**Reading passage:**
%%
A Man Tried To Enter The Cockpit On A Malaysia Airlines Flight

    It is believed the man checked out of a psychiatric facility in Melbourne earlier in the day.

    A man is in police custody after he threatened the safety of passengers and crew onboard a Malaysia Airlines flight to Kuala Lumpur on Wednesday evening.

    "Approximately four kilometres out from Melbourne Airport a male from economy has left his seat and shouted that he had a bomb and tried to move towards the cockpit area," Superintendent Tony Langdon, from Victoria Police, said in a press conference.

    “It appears he tried to gain access to the cockpit and was restrained by passengers and crew."

    The flight was turned around and landed back in Melbourne where heavily armed officers boarded the plane and arrested the 25-year-old Sri Lankan national, who had been living in Dandenong.
%%
**Exercise requirements:**
**a)** List every city, suburb, and airport named in the article about the Malaysia Airlines flight.
**b)** According to the article about the Malaysia Airlines flight, who restrained the man when he tried to reach the cockpit?
The items that follow have no connection to the article.

**Excerpted data:**
%%
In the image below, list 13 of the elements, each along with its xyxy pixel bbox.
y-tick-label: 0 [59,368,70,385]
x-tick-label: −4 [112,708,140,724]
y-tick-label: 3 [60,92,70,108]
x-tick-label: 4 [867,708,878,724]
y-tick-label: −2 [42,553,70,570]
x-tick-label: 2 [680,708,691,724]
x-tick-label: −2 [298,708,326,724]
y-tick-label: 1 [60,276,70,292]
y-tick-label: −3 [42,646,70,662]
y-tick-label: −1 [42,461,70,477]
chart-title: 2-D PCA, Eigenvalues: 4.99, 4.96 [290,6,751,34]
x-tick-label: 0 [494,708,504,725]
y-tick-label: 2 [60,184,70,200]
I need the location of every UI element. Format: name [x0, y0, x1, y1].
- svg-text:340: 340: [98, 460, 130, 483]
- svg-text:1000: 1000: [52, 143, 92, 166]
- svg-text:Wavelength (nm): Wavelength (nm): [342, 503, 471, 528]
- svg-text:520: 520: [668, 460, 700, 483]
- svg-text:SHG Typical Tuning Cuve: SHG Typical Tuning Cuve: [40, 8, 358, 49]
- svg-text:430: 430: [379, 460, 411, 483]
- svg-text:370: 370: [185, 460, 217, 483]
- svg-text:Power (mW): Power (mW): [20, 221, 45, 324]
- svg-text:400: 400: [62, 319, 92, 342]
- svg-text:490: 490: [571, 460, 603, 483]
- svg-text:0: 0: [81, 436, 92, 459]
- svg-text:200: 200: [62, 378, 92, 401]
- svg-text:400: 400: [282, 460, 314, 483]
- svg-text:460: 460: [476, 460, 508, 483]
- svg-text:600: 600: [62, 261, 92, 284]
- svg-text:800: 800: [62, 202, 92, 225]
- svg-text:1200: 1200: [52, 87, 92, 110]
%%
**Task-by-task solutions:**
**a)** Melbourne, Kuala Lumpur, Melbourne Airport, Dandenong

**b)** Passengers and crew restrained him.